- _Short problem_
Restate the full set of records exactly, word for word.

[Dataset excerpts]
══════════════════════════════

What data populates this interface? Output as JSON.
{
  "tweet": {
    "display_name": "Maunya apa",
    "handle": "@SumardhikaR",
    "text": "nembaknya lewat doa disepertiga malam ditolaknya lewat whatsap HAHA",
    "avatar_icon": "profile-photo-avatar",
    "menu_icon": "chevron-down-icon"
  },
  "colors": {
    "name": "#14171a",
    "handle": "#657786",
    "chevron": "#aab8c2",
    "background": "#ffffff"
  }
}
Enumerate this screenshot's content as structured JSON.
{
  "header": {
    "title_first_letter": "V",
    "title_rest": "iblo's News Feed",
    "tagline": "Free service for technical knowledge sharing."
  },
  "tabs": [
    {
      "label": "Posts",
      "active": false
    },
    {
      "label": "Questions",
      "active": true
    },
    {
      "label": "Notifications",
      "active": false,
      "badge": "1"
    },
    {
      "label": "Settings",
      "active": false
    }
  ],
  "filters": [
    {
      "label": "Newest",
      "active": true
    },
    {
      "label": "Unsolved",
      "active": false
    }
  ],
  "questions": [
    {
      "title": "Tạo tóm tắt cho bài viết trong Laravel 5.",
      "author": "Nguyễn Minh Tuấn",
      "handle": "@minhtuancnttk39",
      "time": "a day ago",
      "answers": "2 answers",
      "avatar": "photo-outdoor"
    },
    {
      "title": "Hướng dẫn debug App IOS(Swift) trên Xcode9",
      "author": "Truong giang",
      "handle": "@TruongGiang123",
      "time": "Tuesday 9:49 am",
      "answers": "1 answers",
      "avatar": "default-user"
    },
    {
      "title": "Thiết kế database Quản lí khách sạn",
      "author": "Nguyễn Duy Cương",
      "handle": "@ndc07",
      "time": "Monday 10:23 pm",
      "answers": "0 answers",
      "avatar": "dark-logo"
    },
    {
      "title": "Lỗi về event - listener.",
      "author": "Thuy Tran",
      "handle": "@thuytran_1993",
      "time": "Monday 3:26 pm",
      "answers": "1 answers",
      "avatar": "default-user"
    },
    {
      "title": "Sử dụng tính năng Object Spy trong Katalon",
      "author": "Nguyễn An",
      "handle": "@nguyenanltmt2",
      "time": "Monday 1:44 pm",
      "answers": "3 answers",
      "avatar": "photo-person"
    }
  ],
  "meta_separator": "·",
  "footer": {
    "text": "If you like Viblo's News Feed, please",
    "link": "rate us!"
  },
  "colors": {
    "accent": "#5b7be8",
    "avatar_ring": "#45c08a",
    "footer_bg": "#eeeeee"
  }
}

══════════════════════════════

- _Solution for this exercise_
What data populates this interface? Output as JSON.
{
  "tweet": {
    "display_name": "Maunya apa",
    "handle": "@SumardhikaR",
    "text": "nembaknya lewat doa disepertiga malam ditolaknya lewat whatsap HAHA",
    "avatar_icon": "profile-photo-avatar",
    "menu_icon": "chevron-down-icon"
  },
  "colors": {
    "name": "#14171a",
    "handle": "#657786",
    "chevron": "#aab8c2",
    "background": "#ffffff"
  }
}
Enumerate this screenshot's content as structured JSON.
{
  "header": {
    "title_first_letter": "V",
    "title_rest": "iblo's News Feed",
    "tagline": "Free service for technical knowledge sharing."
  },
  "tabs": [
    {
      "label": "Posts",
      "active": false
    },
    {
      "label": "Questions",
      "active": true
    },
    {
      "label": "Notifications",
      "active": false,
      "badge": "1"
    },
    {
      "label": "Settings",
      "active": false
    }
  ],
  "filters": [
    {
      "label": "Newest",
      "active": true
    },
    {
      "label": "Unsolved",
      "active": false
    }
  ],
  "questions": [
    {
      "title": "Tạo tóm tắt cho bài viết trong Laravel 5.",
      "author": "Nguyễn Minh Tuấn",
      "handle": "@minhtuancnttk39",
      "time": "a day ago",
      "answers": "2 answers",
      "avatar": "photo-outdoor"
    },
    {
      "title": "Hướng dẫn debug App IOS(Swift) trên Xcode9",
      "author": "Truong giang",
      "handle": "@TruongGiang123",
      "time": "Tuesday 9:49 am",
      "answers": "1 answers",
      "avatar": "default-user"
    },
    {
      "title": "Thiết kế database Quản lí khách sạn",
      "author": "Nguyễn Duy Cương",
      "handle": "@ndc07",
      "time": "Monday 10:23 pm",
      "answers": "0 answers",
      "avatar": "dark-logo"
    },
    {
      "title": "Lỗi về event - listener.",
      "author": "Thuy Tran",
      "handle": "@thuytran_1993",
      "time": "Monday 3:26 pm",
      "answers": "1 answers",
      "avatar": "default-user"
    },
    {
      "title": "Sử dụng tính năng Object Spy trong Katalon",
      "author": "Nguyễn An",
      "handle": "@nguyenanltmt2",
      "time": "Monday 1:44 pm",
      "answers": "3 answers",
      "avatar": "photo-person"
    }
  ],
  "meta_separator": "·",
  "footer": {
    "text": "If you like Viblo's News Feed, please",
    "link": "rate us!"
  },
  "colors": {
    "accent": "#5b7be8",
    "avatar_ring": "#45c08a",
    "footer_bg": "#eeeeee"
  }
}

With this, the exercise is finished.